» **What the task asks**: Show only lines that include "volumen".

Entries from a visual dataset:
+++

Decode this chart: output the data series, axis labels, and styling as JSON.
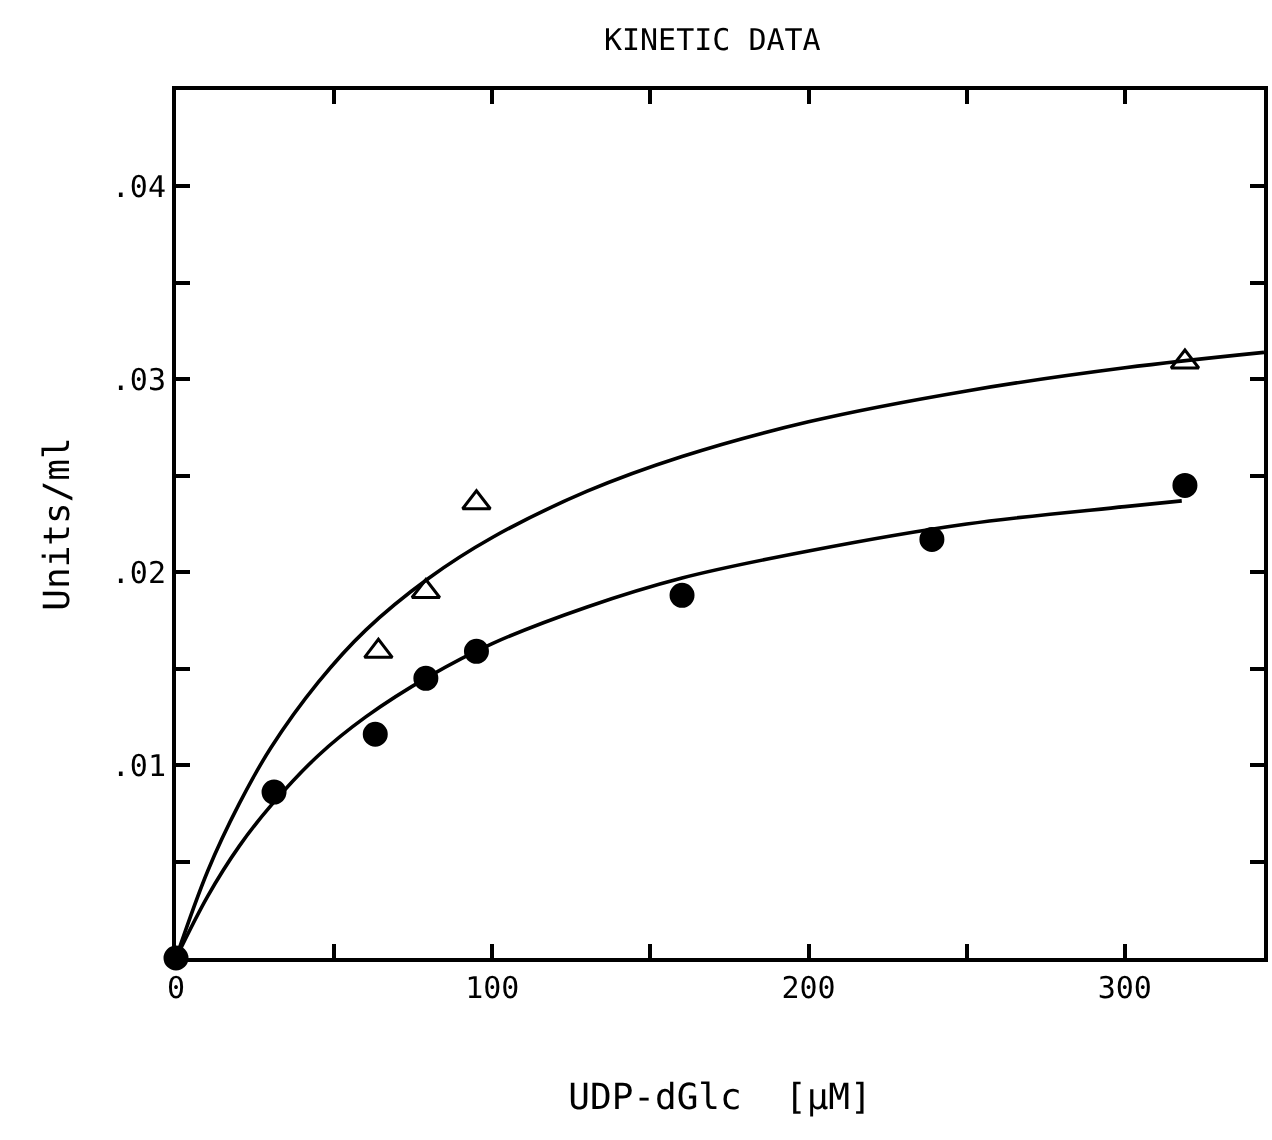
{
  "chart_data": {
    "type": "scatter",
    "title": "KINETIC DATA",
    "xlabel": "UDP-dGlc  [µM]",
    "ylabel": "Units/ml",
    "xlim": [
      0,
      344
    ],
    "ylim": [
      0,
      0.045
    ],
    "xticks": [
      0,
      {
        "value": 50,
        "label": null
      },
      100,
      {
        "value": 150,
        "label": null
      },
      200,
      {
        "value": 250,
        "label": null
      },
      300
    ],
    "yticks": [
      {
        "value": 0,
        "label": null
      },
      {
        "value": 0.005,
        "label": null
      },
      {
        "value": 0.01,
        "label": ".01"
      },
      {
        "value": 0.015,
        "label": null
      },
      {
        "value": 0.02,
        "label": ".02"
      },
      {
        "value": 0.025,
        "label": null
      },
      {
        "value": 0.03,
        "label": ".03"
      },
      {
        "value": 0.035,
        "label": null
      },
      {
        "value": 0.04,
        "label": ".04"
      }
    ],
    "series": [
      {
        "marker": "triangle",
        "color": "#000000",
        "x": [
          64,
          79,
          95,
          319
        ],
        "values": [
          0.0159,
          0.019,
          0.0236,
          0.0309
        ]
      },
      {
        "marker": "circle",
        "color": "#000000",
        "x": [
          0,
          31,
          63,
          79,
          95,
          160,
          239,
          319
        ],
        "values": [
          0,
          0.0086,
          0.0116,
          0.0145,
          0.0159,
          0.0188,
          0.0217,
          0.0245
        ]
      },
      {
        "type": "line",
        "marker": "none",
        "color": "#000000",
        "x": [
          0,
          10,
          20,
          30,
          45,
          60,
          80,
          100,
          130,
          160,
          200,
          250,
          300,
          344
        ],
        "values": [
          0,
          0.0045,
          0.008,
          0.0109,
          0.0143,
          0.017,
          0.0197,
          0.0218,
          0.0242,
          0.026,
          0.0278,
          0.0294,
          0.0306,
          0.0314
        ]
      },
      {
        "type": "line",
        "marker": "none",
        "color": "#000000",
        "x": [
          0,
          10,
          20,
          30,
          45,
          60,
          80,
          100,
          130,
          160,
          200,
          250,
          300,
          318
        ],
        "values": [
          0,
          0.0032,
          0.0058,
          0.0079,
          0.0105,
          0.0125,
          0.0146,
          0.0163,
          0.0182,
          0.0197,
          0.0211,
          0.0225,
          0.0234,
          0.0237
        ]
      }
    ]
  }
}
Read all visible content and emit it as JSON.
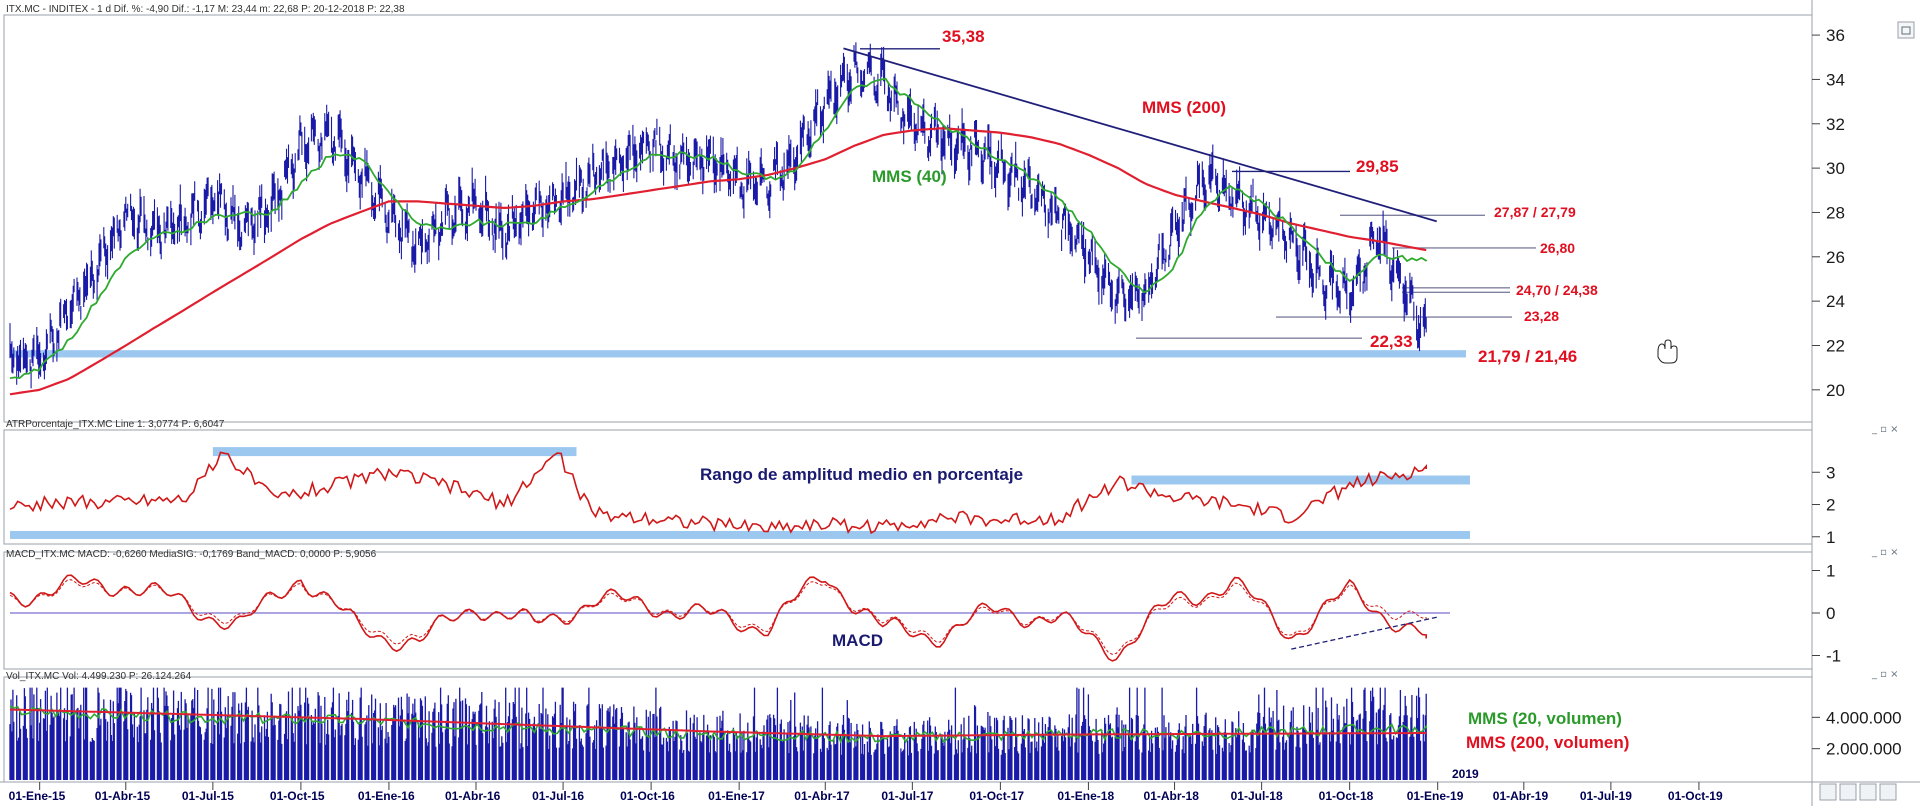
{
  "colors": {
    "price": "#1a1aa8",
    "mms200": "#e02030",
    "mms40": "#2faa2f",
    "resistance": "#20207a",
    "band": "#9cc8f0",
    "indicator": "#d01818",
    "zero": "#7a6fd0",
    "label_red": "#e01020",
    "label_green": "#2a9a2a",
    "label_navy": "#1a1a70"
  },
  "panels": {
    "price": {
      "header": "ITX.MC - INDITEX - 1 d Dif. %: -4,90 Dif.: -1,17 M: 23,44 m: 22,68 P: 20-12-2018 P: 22,38",
      "labels": {
        "high_2017": "35,38",
        "mms200": "MMS (200)",
        "mms40": "MMS (40)",
        "high_2018": "29,85",
        "lvl_a": "27,87 / 27,79",
        "lvl_b": "26,80",
        "lvl_c": "24,70 / 24,38",
        "lvl_d": "23,28",
        "low_2018": "22,33",
        "support": "21,79 / 21,46"
      }
    },
    "atr": {
      "header": "ATRPorcentaje_ITX.MC Line 1: 3,0774 P: 6,6047",
      "label": "Rango de amplitud medio en porcentaje"
    },
    "macd": {
      "header": "MACD_ITX.MC MACD: -0,6260 MediaSIG: -0,1769 Band_MACD: 0,0000 P: 5,9056",
      "label": "MACD"
    },
    "volume": {
      "header": "Vol_ITX.MC Vol: 4.499.230 P: 26.124.264",
      "label_mms20": "MMS (20, volumen)",
      "label_mms200": "MMS (200, volumen)"
    }
  },
  "x_axis": {
    "ticks": [
      "01-Ene-15",
      "01-Abr-15",
      "01-Jul-15",
      "01-Oct-15",
      "01-Ene-16",
      "01-Abr-16",
      "01-Jul-16",
      "01-Oct-16",
      "01-Ene-17",
      "01-Abr-17",
      "01-Jul-17",
      "01-Oct-17",
      "01-Ene-18",
      "01-Abr-18",
      "01-Jul-18",
      "01-Oct-18",
      "01-Ene-19",
      "01-Abr-19",
      "01-Jul-19",
      "01-Oct-19"
    ],
    "year_label": "2019"
  },
  "chart_data": [
    {
      "type": "line",
      "panel": "price",
      "ylim": [
        19,
        36.5
      ],
      "yticks": [
        "20",
        "22",
        "24",
        "26",
        "28",
        "30",
        "32",
        "34",
        "36"
      ],
      "x": [
        "2014-12-01",
        "2015-01-01",
        "2015-02-01",
        "2015-03-01",
        "2015-04-01",
        "2015-05-01",
        "2015-06-01",
        "2015-07-01",
        "2015-08-01",
        "2015-09-01",
        "2015-10-01",
        "2015-11-01",
        "2015-12-01",
        "2016-01-01",
        "2016-02-01",
        "2016-03-01",
        "2016-04-01",
        "2016-05-01",
        "2016-06-01",
        "2016-07-01",
        "2016-08-01",
        "2016-09-01",
        "2016-10-01",
        "2016-11-01",
        "2016-12-01",
        "2017-01-01",
        "2017-02-01",
        "2017-03-01",
        "2017-04-01",
        "2017-05-01",
        "2017-06-01",
        "2017-07-01",
        "2017-08-01",
        "2017-09-01",
        "2017-10-01",
        "2017-11-01",
        "2017-12-01",
        "2018-01-01",
        "2018-02-01",
        "2018-03-01",
        "2018-04-01",
        "2018-05-01",
        "2018-06-01",
        "2018-07-01",
        "2018-08-01",
        "2018-09-01",
        "2018-10-01",
        "2018-11-01",
        "2018-12-20"
      ],
      "series": [
        {
          "name": "ITX.MC",
          "values": [
            21.5,
            21.3,
            23.5,
            25.5,
            27.8,
            27.2,
            27.5,
            28.8,
            27.2,
            28.2,
            31.0,
            31.6,
            29.8,
            27.8,
            26.4,
            27.9,
            28.3,
            27.0,
            28.2,
            28.6,
            29.6,
            30.4,
            31.0,
            30.2,
            30.5,
            29.3,
            29.4,
            30.4,
            33.0,
            34.4,
            33.8,
            32.0,
            31.3,
            30.9,
            30.0,
            29.0,
            27.9,
            26.0,
            24.0,
            24.4,
            27.0,
            29.5,
            28.8,
            27.8,
            26.8,
            25.0,
            24.2,
            27.0,
            22.38
          ]
        },
        {
          "name": "MMS (40)",
          "values": [
            20.4,
            21.0,
            22.2,
            24.0,
            25.9,
            26.9,
            27.2,
            27.8,
            27.9,
            28.0,
            29.3,
            30.6,
            30.5,
            28.9,
            27.5,
            27.2,
            27.6,
            27.4,
            27.6,
            28.2,
            28.9,
            29.8,
            30.5,
            30.6,
            30.5,
            29.9,
            29.5,
            29.9,
            31.7,
            33.6,
            34.0,
            33.0,
            32.0,
            31.2,
            30.4,
            29.6,
            28.6,
            27.2,
            25.4,
            24.3,
            25.6,
            28.2,
            29.2,
            28.4,
            27.4,
            26.0,
            24.9,
            26.1,
            25.8
          ]
        },
        {
          "name": "MMS (200)",
          "values": [
            19.8,
            20.0,
            20.5,
            21.2,
            22.0,
            22.8,
            23.6,
            24.4,
            25.2,
            26.0,
            26.8,
            27.5,
            28.0,
            28.5,
            28.5,
            28.4,
            28.3,
            28.2,
            28.3,
            28.5,
            28.6,
            28.8,
            29.0,
            29.2,
            29.4,
            29.5,
            29.7,
            30.0,
            30.4,
            31.0,
            31.5,
            31.7,
            31.8,
            31.7,
            31.6,
            31.4,
            31.1,
            30.6,
            30.0,
            29.3,
            28.8,
            28.5,
            28.2,
            27.9,
            27.5,
            27.2,
            26.9,
            26.7,
            26.3
          ]
        }
      ]
    },
    {
      "type": "line",
      "panel": "atr",
      "ylim": [
        0.9,
        4
      ],
      "yticks": [
        "1",
        "2",
        "3"
      ],
      "x": [
        "2014-12-01",
        "2015-03-01",
        "2015-06-01",
        "2015-07-15",
        "2015-09-01",
        "2015-11-01",
        "2016-01-01",
        "2016-03-01",
        "2016-05-01",
        "2016-06-25",
        "2016-08-01",
        "2016-10-01",
        "2016-12-01",
        "2017-02-01",
        "2017-04-01",
        "2017-06-01",
        "2017-08-01",
        "2017-10-01",
        "2017-12-01",
        "2018-02-01",
        "2018-04-01",
        "2018-06-01",
        "2018-08-01",
        "2018-10-01",
        "2018-12-20"
      ],
      "series": [
        {
          "name": "ATRPorcentaje_ITX.MC",
          "values": [
            2.0,
            2.1,
            2.2,
            3.6,
            2.2,
            2.6,
            3.0,
            2.6,
            2.0,
            3.6,
            1.7,
            1.6,
            1.4,
            1.3,
            1.4,
            1.3,
            1.6,
            1.5,
            1.6,
            2.7,
            2.2,
            2.0,
            1.6,
            2.6,
            3.1
          ]
        }
      ]
    },
    {
      "type": "line",
      "panel": "macd",
      "ylim": [
        -1.2,
        1.2
      ],
      "yticks": [
        "-1",
        "0",
        "1"
      ],
      "x": [
        "2014-12-01",
        "2015-02-01",
        "2015-04-01",
        "2015-06-01",
        "2015-08-01",
        "2015-10-01",
        "2015-12-01",
        "2016-02-01",
        "2016-04-01",
        "2016-06-01",
        "2016-08-01",
        "2016-10-01",
        "2016-12-01",
        "2017-02-01",
        "2017-04-01",
        "2017-06-01",
        "2017-08-01",
        "2017-10-01",
        "2017-12-01",
        "2018-02-01",
        "2018-04-01",
        "2018-06-01",
        "2018-08-01",
        "2018-10-01",
        "2018-12-20"
      ],
      "series": [
        {
          "name": "MACD",
          "values": [
            0.4,
            0.6,
            0.7,
            0.2,
            -0.3,
            0.9,
            -0.4,
            -0.7,
            0.2,
            -0.3,
            0.3,
            0.2,
            -0.1,
            -0.3,
            0.9,
            -0.4,
            -0.5,
            0.1,
            -0.2,
            -0.9,
            0.3,
            0.7,
            -0.5,
            0.5,
            -0.6
          ]
        },
        {
          "name": "MediaSIG",
          "values": [
            0.35,
            0.55,
            0.65,
            0.25,
            -0.2,
            0.8,
            -0.3,
            -0.6,
            0.15,
            -0.25,
            0.25,
            0.2,
            -0.05,
            -0.25,
            0.8,
            -0.3,
            -0.45,
            0.05,
            -0.15,
            -0.8,
            0.2,
            0.6,
            -0.45,
            0.45,
            -0.18
          ]
        }
      ]
    },
    {
      "type": "bar",
      "panel": "volume",
      "ylim": [
        0,
        6000000
      ],
      "yticks": [
        "2.000.000",
        "4.000.000"
      ],
      "x": [
        "2014-12-01",
        "2015-06-01",
        "2015-12-01",
        "2016-06-01",
        "2016-12-01",
        "2017-06-01",
        "2017-12-01",
        "2018-06-01",
        "2018-12-20"
      ],
      "series": [
        {
          "name": "Vol_ITX.MC",
          "values": [
            4500000,
            4200000,
            3900000,
            3600000,
            3000000,
            2800000,
            2900000,
            3000000,
            4499230
          ]
        },
        {
          "name": "MMS (20, volumen)",
          "values": [
            4400000,
            4000000,
            3800000,
            3300000,
            2900000,
            2700000,
            2900000,
            3000000,
            3300000
          ]
        },
        {
          "name": "MMS (200, volumen)",
          "values": [
            4500000,
            4200000,
            3900000,
            3500000,
            3100000,
            2800000,
            2900000,
            2950000,
            3000000
          ]
        }
      ]
    }
  ]
}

+++

» **Complete response**:
      "label_mms20": "MMS (20, volumen)",
      "label_mms200": "MMS (200, volumen)"
          "name": "MMS (20, volumen)",
          "name": "MMS (200, volumen)",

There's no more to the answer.